* BEGIN *

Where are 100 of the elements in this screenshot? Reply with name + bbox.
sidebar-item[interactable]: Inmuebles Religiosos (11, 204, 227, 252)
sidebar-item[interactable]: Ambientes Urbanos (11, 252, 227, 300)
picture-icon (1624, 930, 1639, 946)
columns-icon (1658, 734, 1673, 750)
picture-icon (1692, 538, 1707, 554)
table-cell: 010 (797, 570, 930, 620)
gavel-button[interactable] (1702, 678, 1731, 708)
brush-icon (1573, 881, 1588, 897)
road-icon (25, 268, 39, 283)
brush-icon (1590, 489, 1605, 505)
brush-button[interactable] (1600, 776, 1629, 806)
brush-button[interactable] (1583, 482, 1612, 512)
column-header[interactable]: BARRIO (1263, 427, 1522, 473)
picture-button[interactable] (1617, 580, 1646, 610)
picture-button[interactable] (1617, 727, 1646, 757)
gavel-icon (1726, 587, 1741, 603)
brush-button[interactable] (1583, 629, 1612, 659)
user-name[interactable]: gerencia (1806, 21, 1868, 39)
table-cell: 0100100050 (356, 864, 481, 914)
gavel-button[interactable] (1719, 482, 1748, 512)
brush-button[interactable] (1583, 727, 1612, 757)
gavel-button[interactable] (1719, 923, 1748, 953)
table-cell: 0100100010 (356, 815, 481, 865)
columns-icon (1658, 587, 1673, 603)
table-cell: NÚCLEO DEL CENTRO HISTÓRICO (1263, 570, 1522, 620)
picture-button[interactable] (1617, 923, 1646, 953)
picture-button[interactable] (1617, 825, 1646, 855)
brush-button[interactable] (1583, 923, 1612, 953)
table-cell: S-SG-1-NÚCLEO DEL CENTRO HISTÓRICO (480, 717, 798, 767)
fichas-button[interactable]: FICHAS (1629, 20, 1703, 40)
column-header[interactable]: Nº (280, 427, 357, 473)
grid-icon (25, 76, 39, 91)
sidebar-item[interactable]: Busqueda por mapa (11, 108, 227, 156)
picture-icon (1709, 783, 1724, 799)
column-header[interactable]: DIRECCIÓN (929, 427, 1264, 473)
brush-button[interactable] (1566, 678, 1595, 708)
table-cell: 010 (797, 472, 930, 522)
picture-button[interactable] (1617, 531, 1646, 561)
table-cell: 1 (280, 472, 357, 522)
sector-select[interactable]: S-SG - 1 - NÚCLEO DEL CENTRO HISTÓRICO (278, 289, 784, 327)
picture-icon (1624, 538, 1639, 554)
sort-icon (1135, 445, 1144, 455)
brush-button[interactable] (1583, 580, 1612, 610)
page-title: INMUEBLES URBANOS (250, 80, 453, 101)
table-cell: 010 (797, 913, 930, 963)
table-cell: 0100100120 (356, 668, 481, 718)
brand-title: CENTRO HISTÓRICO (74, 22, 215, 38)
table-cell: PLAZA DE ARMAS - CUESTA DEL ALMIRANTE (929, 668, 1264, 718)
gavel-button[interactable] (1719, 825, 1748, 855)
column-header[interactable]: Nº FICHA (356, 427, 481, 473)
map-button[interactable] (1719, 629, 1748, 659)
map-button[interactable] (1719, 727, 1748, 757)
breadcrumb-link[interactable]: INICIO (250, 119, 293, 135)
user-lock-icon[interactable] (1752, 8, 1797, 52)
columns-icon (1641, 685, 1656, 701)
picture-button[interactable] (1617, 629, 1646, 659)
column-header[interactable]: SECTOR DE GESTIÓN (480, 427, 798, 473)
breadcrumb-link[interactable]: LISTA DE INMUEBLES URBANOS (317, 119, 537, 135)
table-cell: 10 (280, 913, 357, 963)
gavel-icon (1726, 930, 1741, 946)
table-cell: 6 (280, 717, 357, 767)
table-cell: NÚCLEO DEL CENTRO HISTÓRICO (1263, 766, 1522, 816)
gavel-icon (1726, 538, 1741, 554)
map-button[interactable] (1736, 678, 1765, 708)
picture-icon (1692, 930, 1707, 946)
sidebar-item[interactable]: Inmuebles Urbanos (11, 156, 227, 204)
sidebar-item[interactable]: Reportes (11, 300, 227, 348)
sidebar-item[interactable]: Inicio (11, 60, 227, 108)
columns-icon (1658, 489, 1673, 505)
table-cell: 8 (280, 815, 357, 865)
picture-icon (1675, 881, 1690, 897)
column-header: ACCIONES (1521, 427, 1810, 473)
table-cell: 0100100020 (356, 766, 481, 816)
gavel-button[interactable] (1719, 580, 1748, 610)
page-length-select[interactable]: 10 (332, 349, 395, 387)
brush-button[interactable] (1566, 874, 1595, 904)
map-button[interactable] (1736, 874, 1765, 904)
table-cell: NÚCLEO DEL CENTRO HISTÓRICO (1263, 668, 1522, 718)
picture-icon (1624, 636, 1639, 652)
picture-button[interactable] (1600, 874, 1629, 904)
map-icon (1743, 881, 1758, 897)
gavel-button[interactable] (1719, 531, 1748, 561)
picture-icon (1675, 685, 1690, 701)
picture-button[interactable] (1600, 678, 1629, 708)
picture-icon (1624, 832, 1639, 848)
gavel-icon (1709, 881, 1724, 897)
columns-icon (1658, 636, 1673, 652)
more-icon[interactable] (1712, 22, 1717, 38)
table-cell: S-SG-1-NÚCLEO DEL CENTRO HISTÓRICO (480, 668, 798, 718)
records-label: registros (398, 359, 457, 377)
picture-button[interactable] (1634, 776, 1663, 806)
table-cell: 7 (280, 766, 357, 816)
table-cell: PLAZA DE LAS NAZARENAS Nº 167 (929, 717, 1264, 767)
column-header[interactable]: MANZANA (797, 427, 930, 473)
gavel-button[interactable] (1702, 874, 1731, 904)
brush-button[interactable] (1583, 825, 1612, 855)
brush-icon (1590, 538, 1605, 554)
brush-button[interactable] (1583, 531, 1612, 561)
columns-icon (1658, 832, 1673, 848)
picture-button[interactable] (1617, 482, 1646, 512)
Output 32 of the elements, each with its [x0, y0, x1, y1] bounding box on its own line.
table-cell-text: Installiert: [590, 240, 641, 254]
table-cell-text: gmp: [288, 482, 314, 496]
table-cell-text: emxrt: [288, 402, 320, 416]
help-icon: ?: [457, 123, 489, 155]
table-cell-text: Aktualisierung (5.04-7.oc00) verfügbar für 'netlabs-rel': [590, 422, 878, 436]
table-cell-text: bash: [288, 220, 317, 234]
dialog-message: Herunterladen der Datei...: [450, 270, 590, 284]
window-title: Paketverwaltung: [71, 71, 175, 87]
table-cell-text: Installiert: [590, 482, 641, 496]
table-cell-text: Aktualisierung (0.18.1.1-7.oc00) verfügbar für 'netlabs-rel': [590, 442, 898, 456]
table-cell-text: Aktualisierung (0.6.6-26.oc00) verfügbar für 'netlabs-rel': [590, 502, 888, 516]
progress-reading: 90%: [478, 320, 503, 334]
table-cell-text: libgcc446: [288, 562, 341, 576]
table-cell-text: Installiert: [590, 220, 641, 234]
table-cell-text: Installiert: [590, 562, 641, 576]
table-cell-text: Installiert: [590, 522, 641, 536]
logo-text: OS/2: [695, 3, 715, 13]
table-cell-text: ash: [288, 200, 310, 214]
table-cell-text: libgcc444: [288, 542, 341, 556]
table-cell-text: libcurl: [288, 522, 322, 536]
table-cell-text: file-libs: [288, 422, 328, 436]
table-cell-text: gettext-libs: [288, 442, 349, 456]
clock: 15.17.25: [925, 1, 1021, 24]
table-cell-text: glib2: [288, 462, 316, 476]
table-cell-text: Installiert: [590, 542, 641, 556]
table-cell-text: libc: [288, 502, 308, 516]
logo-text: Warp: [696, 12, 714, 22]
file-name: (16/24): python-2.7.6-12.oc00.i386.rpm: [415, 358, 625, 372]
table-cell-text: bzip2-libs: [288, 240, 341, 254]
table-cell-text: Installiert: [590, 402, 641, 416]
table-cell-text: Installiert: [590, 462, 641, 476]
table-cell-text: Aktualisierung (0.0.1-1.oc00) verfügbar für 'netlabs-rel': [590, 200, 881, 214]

* END *

**Set problem:** Recast the listing as a JSON list of strings, one string per line, from its first line through the line that contains "picture-icon (1624, 930, 1639, 946)". Include both of those lines and leave out any blank lines.

**Full output:**
[
  "Where are 100 of the elements in this screenshot? Reply with name + bbox.",
  "sidebar-item[interactable]: Inmuebles Religiosos (11, 204, 227, 252)",
  "sidebar-item[interactable]: Ambientes Urbanos (11, 252, 227, 300)",
  "picture-icon (1624, 930, 1639, 946)"
]